(Records from a data collection)
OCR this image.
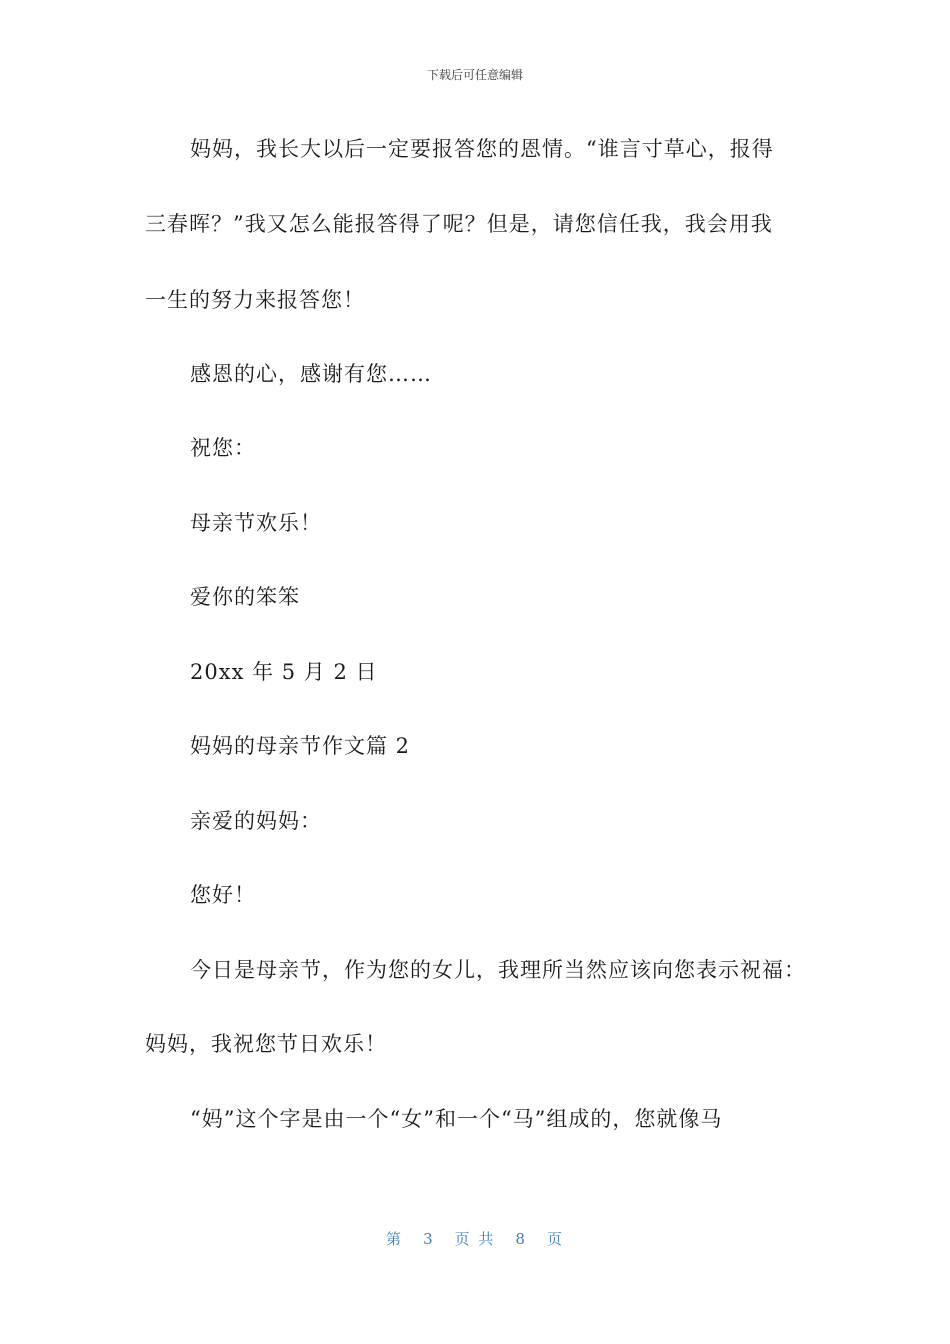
下载后可任意编辑
妈妈，我长大以后一定要报答您的恩情。“谁言寸草心，报得
三春晖？”我又怎么能报答得了呢？但是，请您信任我，我会用我
一生的努力来报答您！
感恩的心，感谢有您……
祝您：
母亲节欢乐！
爱你的笨笨
20xx 年 5 月 2 日
妈妈的母亲节作文篇 2
亲爱的妈妈：
您好！
今日是母亲节，作为您的女儿，我理所当然应该向您表示祝福：
妈妈，我祝您节日欢乐！
“妈”这个字是由一个“女”和一个“马”组成的，您就像马
第 3 页 共 8 页
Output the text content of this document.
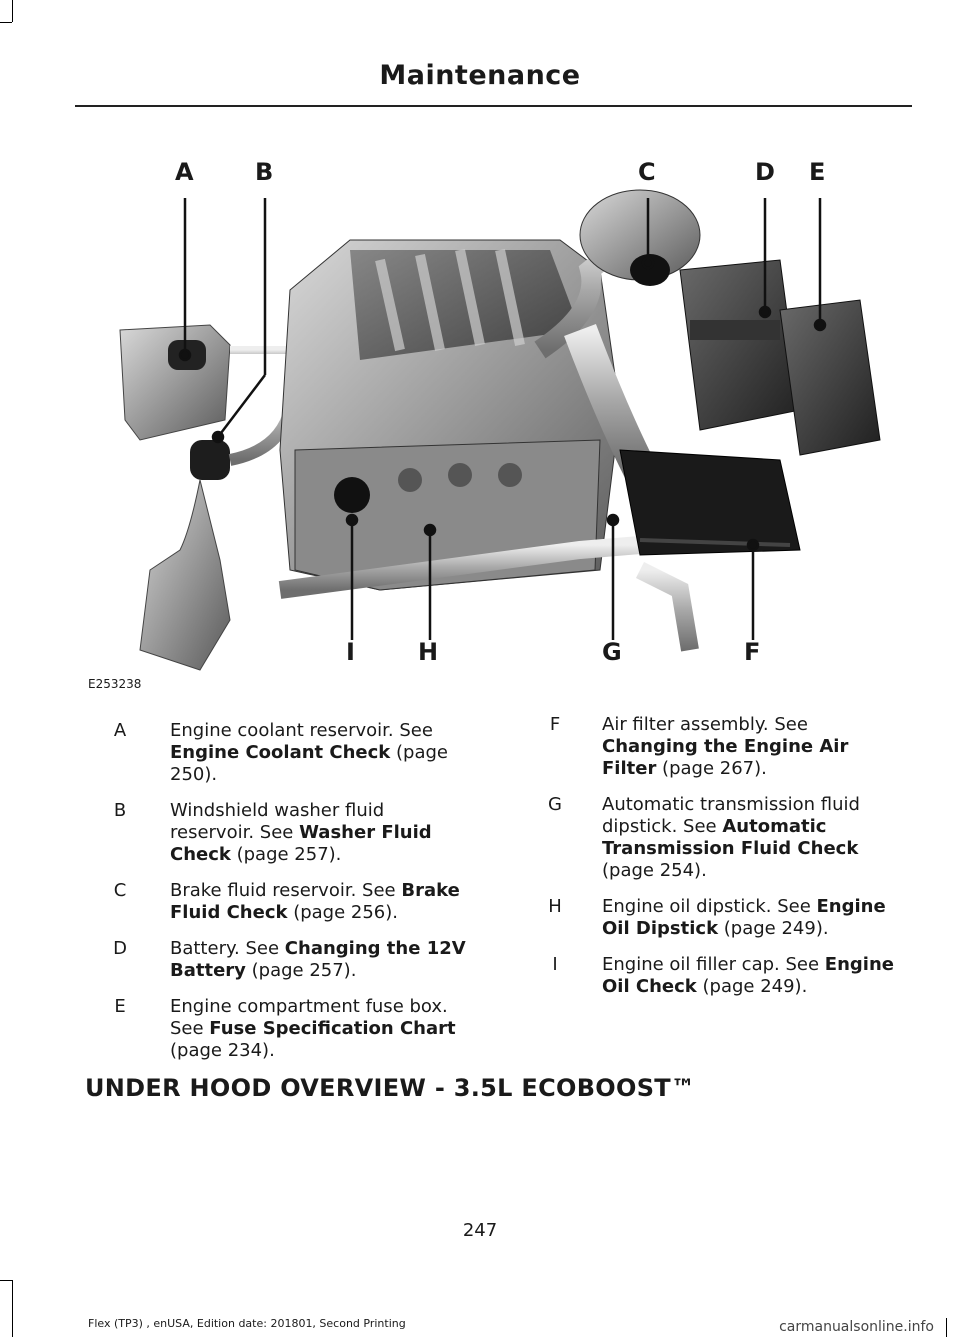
Maintenance
A	B	C	D E
I	H	G	F
E253238
A Engine coolant reservoir. See Engine Coolant Check (page 250).
B Windshield washer fluid reservoir. See Washer Fluid Check (page 257).
C Brake fluid reservoir. See Brake Fluid Check (page 256).
D Battery. See Changing the 12V Battery (page 257).
E Engine compartment fuse box. See Fuse Specification Chart (page 234).
F Air filter assembly. See Changing the Engine Air Filter (page 267).
G Automatic transmission fluid dipstick. See Automatic Transmission Fluid Check (page 254).
H Engine oil dipstick. See Engine Oil Dipstick (page 249).
I	Engine oil filler cap. See Engine Oil Check (page 249).
UNDER HOOD OVERVIEW - 3.5L ECOBOOST™
247
Flex (TP3) , enUSA, Edition date: 201801, Second Printing	carmanualsonline.info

GIVEN INSTRUCTION:
Provide only the number of lines in the records containing the string "Engine".

REPLY TO THE TASK:
5